-- START --

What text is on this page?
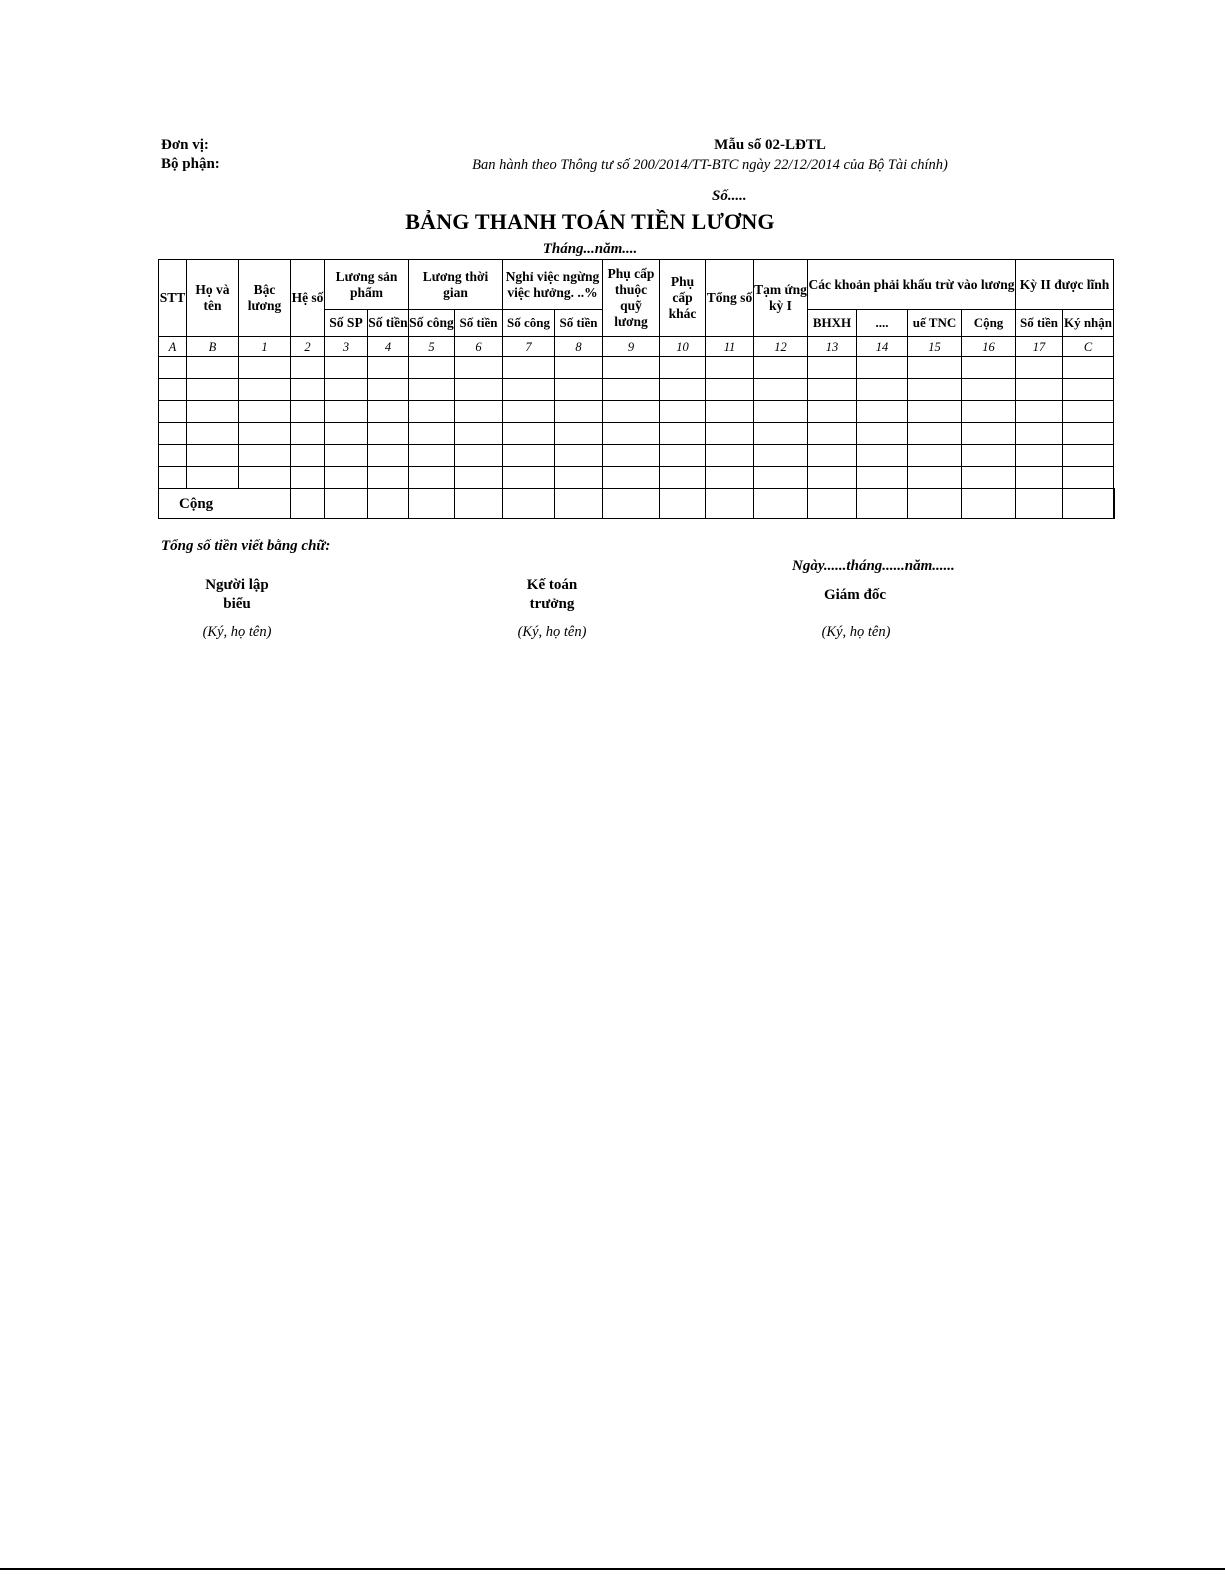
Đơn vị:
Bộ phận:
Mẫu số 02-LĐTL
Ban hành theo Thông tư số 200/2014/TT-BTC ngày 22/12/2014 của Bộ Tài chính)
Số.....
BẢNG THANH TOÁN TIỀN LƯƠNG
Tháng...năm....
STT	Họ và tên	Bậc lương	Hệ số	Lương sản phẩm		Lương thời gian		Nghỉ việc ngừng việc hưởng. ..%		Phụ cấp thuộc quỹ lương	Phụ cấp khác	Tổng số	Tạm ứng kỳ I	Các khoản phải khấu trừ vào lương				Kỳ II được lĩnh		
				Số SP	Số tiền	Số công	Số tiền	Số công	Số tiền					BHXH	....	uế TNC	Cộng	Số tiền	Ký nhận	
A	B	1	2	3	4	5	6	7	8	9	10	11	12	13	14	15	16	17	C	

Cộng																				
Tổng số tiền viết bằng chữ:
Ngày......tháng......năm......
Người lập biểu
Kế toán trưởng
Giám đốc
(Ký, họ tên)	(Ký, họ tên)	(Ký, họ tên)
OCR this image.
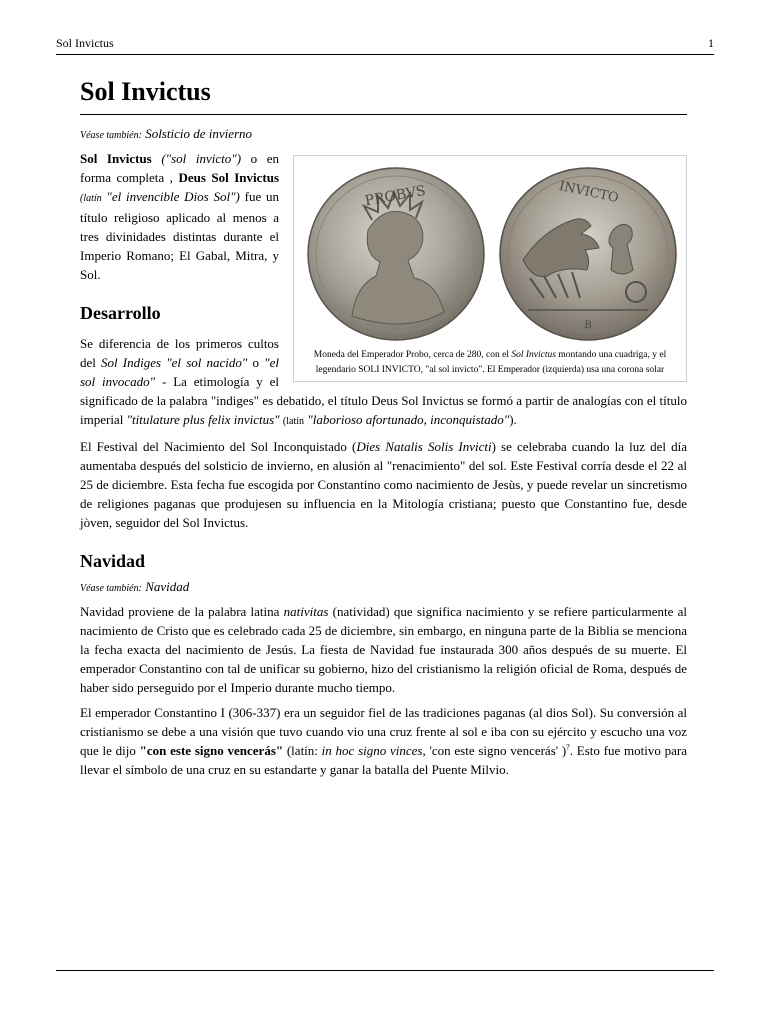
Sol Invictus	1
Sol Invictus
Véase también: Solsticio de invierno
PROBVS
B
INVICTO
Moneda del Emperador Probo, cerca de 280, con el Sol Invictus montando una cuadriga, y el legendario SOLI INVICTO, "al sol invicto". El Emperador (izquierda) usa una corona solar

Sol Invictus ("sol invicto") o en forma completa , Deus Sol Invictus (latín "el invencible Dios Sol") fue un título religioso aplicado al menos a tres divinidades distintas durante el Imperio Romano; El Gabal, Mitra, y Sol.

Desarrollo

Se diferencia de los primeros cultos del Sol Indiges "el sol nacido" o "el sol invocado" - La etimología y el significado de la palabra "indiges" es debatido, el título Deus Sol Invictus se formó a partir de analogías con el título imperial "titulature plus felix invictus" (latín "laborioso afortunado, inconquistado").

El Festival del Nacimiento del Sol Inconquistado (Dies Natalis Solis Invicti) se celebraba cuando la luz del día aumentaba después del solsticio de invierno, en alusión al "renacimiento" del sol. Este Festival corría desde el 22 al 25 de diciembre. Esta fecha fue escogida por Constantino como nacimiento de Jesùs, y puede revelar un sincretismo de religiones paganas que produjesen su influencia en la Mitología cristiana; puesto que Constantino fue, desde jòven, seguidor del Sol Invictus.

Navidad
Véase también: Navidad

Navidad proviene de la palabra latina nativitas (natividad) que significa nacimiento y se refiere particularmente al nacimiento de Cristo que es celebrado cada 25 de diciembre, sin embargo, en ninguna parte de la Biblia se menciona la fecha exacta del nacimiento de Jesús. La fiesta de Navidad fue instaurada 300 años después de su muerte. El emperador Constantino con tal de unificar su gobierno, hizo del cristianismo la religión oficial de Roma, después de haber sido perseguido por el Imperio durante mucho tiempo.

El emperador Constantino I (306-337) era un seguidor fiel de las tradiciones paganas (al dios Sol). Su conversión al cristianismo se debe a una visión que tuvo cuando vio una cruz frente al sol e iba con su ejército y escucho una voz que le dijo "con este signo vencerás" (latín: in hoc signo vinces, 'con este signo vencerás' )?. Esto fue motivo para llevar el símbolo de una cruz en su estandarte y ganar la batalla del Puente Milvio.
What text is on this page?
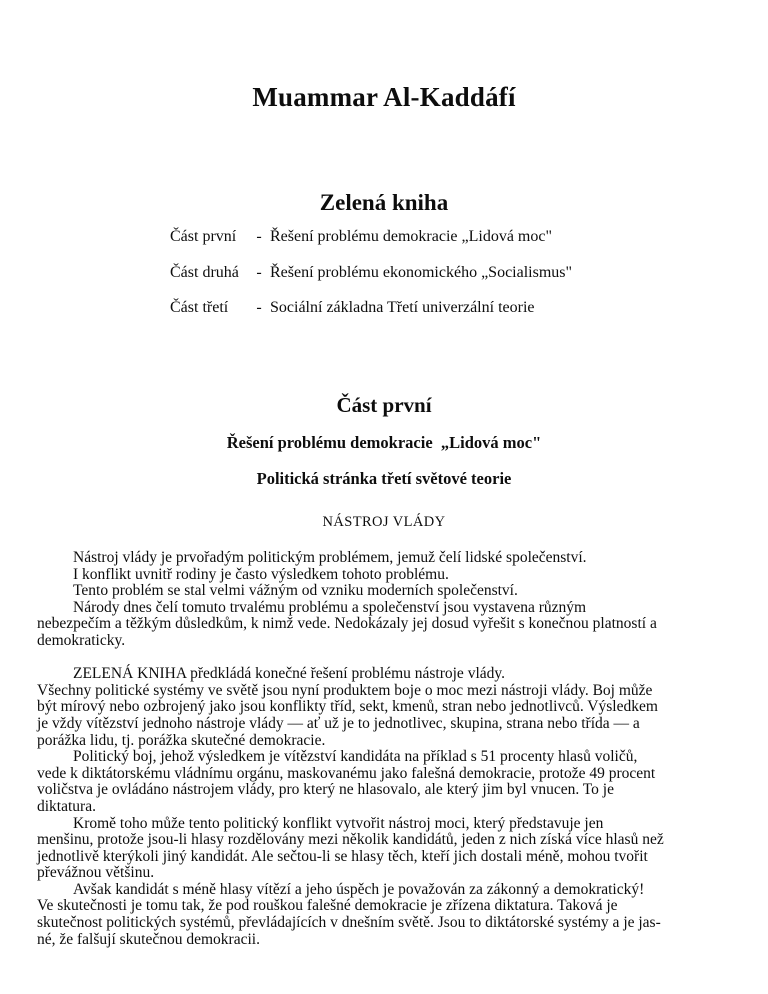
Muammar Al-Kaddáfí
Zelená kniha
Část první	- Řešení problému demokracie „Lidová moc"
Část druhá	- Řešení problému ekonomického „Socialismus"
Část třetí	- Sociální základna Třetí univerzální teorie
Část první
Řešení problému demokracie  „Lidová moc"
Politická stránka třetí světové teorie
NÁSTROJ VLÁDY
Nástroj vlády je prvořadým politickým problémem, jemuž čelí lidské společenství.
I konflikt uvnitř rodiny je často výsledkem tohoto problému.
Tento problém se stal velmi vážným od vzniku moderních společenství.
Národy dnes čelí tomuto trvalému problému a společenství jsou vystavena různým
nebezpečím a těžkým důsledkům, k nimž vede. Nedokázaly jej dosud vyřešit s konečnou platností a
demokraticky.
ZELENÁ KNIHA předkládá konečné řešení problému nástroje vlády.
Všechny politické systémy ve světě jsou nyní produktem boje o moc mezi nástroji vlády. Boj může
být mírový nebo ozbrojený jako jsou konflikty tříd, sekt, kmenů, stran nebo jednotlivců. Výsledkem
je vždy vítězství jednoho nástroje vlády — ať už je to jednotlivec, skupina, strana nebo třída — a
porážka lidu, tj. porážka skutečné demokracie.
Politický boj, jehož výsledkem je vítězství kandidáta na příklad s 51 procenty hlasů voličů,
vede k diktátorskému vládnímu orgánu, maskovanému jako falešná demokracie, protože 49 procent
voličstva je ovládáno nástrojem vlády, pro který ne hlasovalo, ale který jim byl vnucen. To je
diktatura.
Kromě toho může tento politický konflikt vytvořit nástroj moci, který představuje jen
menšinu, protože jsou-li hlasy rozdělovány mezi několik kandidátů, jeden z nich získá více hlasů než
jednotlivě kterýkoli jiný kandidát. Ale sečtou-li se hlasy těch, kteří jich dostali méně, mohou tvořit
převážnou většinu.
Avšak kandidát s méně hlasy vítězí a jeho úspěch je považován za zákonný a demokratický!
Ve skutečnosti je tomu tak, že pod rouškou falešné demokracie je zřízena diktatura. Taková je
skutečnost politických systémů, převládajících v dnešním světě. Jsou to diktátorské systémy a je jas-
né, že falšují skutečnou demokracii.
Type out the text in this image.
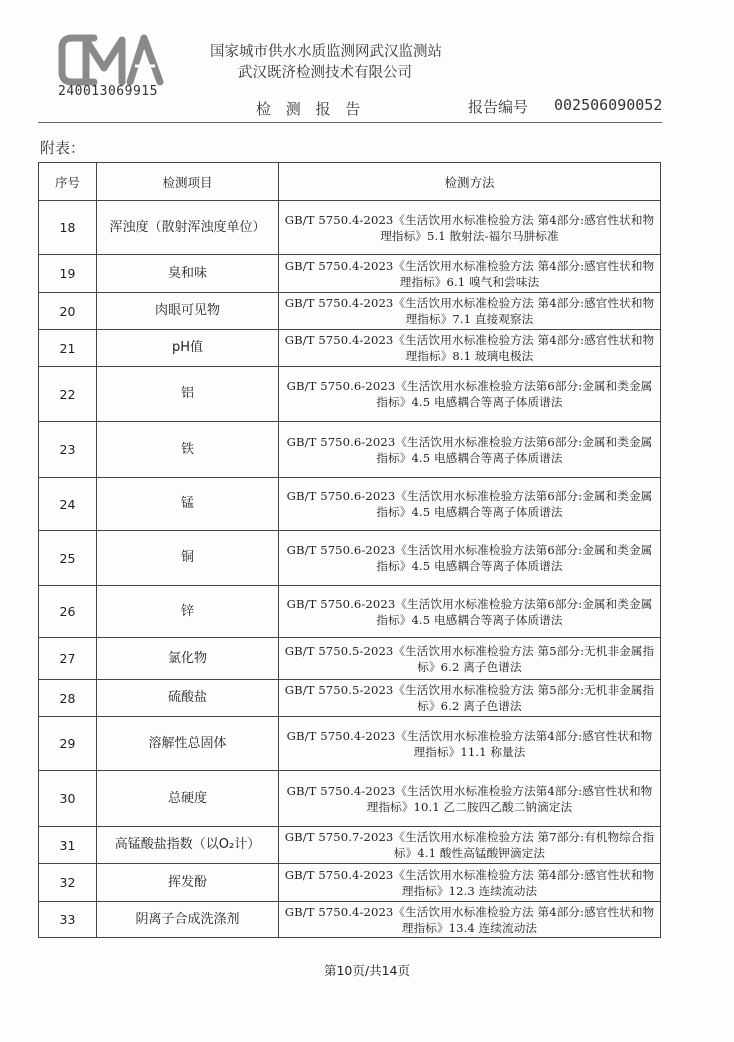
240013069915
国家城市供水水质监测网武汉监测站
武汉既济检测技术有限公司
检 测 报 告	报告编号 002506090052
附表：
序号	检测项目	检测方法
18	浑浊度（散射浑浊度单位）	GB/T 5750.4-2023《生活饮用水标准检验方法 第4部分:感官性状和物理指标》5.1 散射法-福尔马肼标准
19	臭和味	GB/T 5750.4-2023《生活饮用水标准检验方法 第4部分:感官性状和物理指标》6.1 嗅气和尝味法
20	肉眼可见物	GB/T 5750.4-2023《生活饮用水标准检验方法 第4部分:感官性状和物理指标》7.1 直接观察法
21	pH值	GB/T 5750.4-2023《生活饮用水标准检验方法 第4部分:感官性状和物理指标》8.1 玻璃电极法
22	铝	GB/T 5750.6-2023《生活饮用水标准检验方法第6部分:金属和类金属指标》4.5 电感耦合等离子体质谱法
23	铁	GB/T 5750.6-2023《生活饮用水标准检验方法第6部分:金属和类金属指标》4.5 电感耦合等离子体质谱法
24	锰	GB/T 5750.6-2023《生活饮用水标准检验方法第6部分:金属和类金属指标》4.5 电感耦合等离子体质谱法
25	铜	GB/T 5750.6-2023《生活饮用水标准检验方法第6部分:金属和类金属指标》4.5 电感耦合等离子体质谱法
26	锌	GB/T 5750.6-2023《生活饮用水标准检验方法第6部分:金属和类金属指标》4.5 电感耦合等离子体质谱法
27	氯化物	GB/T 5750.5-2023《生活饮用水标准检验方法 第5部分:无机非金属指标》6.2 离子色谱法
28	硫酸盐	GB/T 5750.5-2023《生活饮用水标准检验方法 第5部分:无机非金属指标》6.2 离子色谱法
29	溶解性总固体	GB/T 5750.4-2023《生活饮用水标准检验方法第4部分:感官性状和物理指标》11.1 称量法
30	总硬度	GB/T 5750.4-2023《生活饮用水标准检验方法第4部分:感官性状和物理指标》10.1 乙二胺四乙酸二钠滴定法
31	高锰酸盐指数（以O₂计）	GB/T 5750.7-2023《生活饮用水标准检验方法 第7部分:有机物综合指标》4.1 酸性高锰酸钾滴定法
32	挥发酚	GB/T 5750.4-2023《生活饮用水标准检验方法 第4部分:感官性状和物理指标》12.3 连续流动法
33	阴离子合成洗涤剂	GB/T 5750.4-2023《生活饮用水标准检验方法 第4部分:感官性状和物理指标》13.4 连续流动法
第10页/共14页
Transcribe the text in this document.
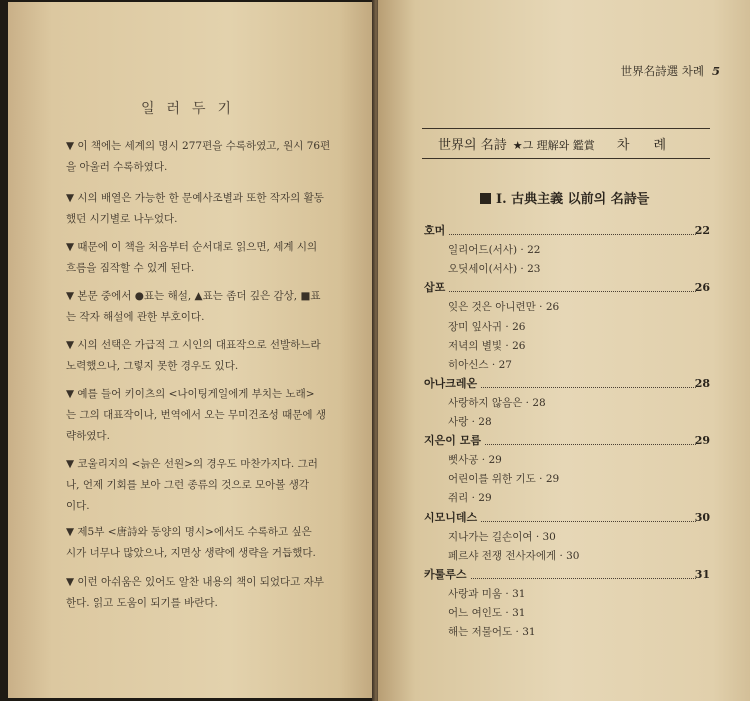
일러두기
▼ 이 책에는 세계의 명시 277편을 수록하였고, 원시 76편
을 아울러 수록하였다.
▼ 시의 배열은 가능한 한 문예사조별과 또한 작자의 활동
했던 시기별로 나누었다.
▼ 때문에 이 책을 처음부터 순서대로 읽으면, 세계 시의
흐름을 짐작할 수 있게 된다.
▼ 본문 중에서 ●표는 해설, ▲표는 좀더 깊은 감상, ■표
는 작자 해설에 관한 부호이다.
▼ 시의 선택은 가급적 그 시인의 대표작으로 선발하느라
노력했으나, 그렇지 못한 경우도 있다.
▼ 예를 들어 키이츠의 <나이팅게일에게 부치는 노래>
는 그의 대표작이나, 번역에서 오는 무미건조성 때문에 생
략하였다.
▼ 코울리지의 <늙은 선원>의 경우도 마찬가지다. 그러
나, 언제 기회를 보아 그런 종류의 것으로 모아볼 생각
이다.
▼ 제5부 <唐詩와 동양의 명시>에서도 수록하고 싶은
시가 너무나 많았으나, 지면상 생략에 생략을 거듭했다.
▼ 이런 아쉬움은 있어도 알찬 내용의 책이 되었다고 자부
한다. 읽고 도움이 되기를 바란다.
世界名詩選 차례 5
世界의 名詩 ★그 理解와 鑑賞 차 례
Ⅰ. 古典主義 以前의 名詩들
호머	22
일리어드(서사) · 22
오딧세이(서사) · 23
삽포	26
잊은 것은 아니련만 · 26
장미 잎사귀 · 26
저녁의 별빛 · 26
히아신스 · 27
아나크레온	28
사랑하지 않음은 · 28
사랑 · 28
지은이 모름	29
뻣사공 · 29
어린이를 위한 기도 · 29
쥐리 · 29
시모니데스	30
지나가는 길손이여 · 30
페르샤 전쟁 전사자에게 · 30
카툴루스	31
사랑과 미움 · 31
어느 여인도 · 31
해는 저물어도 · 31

-- END --

Written exercise:
The answer should be a single number: the count of lines in the data that include the string "společenství".

Solution for this task:
3